**Problem to solve:**
List all lines of the data that include the string "Razem".

**Supplied information:**

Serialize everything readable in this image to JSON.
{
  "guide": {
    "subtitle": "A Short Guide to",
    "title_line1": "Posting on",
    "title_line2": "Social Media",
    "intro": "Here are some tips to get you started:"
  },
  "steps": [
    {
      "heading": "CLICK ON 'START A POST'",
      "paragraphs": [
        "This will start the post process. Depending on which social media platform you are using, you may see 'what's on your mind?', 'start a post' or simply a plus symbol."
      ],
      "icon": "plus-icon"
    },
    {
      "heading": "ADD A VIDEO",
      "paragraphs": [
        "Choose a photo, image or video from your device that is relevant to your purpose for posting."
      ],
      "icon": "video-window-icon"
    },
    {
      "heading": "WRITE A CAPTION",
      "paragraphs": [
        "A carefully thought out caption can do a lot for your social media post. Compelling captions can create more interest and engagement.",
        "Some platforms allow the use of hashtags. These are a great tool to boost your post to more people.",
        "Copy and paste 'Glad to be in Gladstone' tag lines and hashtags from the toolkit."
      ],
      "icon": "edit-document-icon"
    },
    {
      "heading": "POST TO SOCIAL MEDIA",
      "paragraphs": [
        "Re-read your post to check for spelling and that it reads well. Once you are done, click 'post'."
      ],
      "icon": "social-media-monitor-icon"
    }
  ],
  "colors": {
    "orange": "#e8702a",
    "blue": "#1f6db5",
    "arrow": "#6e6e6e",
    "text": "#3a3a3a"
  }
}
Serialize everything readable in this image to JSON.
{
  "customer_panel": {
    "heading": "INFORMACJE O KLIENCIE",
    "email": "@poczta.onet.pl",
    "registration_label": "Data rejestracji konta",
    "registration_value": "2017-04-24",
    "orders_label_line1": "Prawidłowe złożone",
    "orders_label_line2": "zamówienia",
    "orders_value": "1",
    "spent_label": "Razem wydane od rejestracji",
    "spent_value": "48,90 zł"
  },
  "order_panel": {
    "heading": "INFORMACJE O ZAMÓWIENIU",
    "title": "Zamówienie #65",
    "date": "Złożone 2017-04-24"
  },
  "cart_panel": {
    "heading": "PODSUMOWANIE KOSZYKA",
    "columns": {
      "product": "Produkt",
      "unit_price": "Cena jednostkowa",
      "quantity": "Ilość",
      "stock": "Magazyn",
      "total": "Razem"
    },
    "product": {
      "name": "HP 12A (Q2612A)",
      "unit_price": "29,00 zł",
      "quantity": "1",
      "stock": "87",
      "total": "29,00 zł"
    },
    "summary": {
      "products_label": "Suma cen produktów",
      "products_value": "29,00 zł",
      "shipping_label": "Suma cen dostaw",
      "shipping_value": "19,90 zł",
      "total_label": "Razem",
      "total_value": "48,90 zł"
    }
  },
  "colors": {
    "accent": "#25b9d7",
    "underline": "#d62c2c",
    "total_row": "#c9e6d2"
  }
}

**Task output:**
    "spent_label": "Razem wydane od rejestracji",
      "total": "Razem"
      "total_label": "Razem",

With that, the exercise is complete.